● DESCRIPTION OF THE TASK: Identify all lines below that hold "только" and collect them.

Stored data
____________________

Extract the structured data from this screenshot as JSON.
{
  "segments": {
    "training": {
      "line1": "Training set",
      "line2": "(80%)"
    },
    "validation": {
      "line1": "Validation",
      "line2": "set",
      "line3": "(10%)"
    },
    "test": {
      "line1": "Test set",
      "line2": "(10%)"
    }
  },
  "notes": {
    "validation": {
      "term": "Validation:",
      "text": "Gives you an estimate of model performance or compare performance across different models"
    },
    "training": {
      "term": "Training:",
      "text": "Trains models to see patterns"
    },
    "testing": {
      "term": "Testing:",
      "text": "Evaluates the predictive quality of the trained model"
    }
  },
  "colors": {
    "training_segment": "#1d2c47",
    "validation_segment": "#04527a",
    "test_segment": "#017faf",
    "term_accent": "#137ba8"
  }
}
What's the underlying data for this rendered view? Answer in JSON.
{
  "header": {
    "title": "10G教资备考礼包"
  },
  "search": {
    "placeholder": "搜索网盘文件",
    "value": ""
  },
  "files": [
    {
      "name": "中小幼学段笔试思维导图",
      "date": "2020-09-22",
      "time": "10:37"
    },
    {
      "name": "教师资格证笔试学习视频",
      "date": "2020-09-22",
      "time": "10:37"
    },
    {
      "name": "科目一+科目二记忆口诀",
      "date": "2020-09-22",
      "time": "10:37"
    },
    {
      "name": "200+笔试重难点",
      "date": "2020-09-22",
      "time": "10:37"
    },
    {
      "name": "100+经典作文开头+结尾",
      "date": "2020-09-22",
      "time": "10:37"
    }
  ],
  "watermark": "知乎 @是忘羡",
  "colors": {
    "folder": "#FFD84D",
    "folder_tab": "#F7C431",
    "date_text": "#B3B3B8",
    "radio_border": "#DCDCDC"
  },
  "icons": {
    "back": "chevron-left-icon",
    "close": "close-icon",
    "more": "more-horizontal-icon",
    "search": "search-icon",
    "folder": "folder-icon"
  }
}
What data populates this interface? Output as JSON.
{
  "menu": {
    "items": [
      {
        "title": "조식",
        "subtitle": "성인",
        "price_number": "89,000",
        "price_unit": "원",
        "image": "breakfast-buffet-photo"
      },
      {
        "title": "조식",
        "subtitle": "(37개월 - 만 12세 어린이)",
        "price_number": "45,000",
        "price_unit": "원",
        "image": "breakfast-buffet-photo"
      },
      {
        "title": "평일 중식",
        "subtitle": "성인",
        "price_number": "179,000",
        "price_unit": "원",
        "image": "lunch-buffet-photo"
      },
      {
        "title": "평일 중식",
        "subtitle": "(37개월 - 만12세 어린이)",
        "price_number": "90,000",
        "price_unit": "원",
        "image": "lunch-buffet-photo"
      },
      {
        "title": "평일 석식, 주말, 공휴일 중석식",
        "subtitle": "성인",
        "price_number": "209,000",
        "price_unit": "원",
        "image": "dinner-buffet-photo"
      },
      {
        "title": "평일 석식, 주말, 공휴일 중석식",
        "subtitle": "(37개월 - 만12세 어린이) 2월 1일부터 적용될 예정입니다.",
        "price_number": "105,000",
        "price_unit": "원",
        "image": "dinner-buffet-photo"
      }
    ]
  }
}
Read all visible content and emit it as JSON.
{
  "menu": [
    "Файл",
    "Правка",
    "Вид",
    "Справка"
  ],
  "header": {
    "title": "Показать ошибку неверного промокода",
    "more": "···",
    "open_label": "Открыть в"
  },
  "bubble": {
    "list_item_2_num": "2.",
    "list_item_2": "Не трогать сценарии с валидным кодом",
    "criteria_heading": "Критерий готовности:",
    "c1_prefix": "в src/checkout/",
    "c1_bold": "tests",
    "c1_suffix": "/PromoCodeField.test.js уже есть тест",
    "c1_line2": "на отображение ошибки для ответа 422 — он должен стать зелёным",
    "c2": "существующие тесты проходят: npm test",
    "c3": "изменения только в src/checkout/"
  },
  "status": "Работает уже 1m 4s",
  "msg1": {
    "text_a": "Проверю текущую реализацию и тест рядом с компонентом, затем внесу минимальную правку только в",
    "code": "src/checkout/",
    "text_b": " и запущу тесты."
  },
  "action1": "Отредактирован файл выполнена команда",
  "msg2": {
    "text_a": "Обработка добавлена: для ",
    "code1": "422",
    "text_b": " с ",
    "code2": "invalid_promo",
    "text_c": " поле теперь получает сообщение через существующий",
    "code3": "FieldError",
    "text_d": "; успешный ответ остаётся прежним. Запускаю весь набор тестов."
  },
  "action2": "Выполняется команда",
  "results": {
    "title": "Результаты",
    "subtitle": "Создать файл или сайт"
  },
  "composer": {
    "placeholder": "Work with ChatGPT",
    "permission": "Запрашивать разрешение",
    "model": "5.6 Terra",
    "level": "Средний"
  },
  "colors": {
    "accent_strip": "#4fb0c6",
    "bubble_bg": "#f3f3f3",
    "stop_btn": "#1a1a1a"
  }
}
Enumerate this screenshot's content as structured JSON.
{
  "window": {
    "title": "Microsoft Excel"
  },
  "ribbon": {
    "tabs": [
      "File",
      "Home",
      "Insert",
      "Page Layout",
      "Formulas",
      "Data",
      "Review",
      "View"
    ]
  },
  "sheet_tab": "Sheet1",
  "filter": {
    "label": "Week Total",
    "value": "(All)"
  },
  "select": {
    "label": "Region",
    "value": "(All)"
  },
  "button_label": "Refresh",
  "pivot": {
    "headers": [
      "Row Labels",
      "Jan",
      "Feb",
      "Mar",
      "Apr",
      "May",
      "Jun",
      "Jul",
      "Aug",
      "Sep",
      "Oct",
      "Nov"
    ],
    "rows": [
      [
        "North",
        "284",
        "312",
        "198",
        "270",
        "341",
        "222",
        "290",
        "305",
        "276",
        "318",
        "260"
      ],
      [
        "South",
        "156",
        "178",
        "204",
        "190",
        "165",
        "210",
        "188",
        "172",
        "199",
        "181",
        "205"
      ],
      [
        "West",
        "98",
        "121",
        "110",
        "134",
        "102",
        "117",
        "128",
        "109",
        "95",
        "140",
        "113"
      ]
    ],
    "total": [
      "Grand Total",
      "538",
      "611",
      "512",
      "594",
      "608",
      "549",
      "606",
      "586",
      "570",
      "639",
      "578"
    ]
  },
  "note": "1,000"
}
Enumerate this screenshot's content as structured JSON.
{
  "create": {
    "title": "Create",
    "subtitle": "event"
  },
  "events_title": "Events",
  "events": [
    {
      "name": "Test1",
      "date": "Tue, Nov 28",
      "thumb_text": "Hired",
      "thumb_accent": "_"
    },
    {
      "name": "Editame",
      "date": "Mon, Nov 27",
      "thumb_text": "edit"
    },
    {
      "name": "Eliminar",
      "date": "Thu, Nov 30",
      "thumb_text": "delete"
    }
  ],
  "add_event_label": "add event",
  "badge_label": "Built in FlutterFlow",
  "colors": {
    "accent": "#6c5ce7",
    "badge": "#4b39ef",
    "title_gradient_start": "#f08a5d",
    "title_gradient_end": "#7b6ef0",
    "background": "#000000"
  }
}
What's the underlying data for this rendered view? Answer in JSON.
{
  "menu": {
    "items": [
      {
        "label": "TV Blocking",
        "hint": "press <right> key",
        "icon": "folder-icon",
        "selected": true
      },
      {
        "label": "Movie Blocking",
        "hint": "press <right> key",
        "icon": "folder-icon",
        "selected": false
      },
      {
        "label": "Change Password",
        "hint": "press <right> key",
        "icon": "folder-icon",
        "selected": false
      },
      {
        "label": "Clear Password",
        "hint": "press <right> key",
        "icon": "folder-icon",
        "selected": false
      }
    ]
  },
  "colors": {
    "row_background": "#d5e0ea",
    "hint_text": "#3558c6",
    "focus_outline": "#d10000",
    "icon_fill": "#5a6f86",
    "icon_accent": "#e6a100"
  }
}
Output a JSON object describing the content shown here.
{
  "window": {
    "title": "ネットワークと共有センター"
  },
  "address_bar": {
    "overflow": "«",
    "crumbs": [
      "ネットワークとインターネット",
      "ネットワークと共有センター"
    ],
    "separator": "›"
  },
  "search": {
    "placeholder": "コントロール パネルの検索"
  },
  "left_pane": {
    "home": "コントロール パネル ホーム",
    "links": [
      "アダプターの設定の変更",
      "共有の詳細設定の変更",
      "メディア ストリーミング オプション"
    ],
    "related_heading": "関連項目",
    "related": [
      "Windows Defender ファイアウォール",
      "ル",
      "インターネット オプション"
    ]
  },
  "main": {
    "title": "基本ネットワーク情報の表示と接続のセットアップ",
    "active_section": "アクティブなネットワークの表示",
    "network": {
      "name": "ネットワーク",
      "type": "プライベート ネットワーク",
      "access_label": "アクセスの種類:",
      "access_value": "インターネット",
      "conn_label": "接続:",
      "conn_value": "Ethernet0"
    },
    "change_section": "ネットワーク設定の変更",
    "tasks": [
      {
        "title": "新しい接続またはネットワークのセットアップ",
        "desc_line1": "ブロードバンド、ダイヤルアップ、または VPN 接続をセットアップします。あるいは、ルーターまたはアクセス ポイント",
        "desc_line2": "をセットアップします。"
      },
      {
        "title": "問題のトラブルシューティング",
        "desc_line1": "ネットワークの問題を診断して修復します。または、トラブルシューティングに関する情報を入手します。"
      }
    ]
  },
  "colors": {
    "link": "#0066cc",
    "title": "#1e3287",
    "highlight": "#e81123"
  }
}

____________________

● SOLVED EXERCISE:
    "c3": "изменения только в src/checkout/"
    "text_a": "Проверю текущую реализацию и тест рядом с компонентом, затем внесу минимальную правку только в",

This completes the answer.